» **YOUR TASK**: Beneath this sentence is a set of records; write each of them out exactly.

» **RECORDS**:
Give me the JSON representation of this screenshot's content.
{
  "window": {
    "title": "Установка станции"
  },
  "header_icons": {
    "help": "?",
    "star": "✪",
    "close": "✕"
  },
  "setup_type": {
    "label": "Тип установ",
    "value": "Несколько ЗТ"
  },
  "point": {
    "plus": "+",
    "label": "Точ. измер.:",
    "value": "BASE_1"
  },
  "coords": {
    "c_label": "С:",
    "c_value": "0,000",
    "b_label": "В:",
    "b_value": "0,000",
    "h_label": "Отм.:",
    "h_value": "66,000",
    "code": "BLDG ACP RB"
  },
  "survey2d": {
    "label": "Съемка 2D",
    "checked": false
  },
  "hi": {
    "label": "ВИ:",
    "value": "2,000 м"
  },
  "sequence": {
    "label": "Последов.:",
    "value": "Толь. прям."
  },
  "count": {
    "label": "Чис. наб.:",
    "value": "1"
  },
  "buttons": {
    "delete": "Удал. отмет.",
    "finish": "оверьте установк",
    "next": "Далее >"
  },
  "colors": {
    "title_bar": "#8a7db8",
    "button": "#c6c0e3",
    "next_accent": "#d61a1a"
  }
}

» **ANSWER TO THE TASK**:
Give me the JSON representation of this screenshot's content.
{
  "window": {
    "title": "Установка станции"
  },
  "header_icons": {
    "help": "?",
    "star": "✪",
    "close": "✕"
  },
  "setup_type": {
    "label": "Тип установ",
    "value": "Несколько ЗТ"
  },
  "point": {
    "plus": "+",
    "label": "Точ. измер.:",
    "value": "BASE_1"
  },
  "coords": {
    "c_label": "С:",
    "c_value": "0,000",
    "b_label": "В:",
    "b_value": "0,000",
    "h_label": "Отм.:",
    "h_value": "66,000",
    "code": "BLDG ACP RB"
  },
  "survey2d": {
    "label": "Съемка 2D",
    "checked": false
  },
  "hi": {
    "label": "ВИ:",
    "value": "2,000 м"
  },
  "sequence": {
    "label": "Последов.:",
    "value": "Толь. прям."
  },
  "count": {
    "label": "Чис. наб.:",
    "value": "1"
  },
  "buttons": {
    "delete": "Удал. отмет.",
    "finish": "оверьте установк",
    "next": "Далее >"
  },
  "colors": {
    "title_bar": "#8a7db8",
    "button": "#c6c0e3",
    "next_accent": "#d61a1a"
  }
}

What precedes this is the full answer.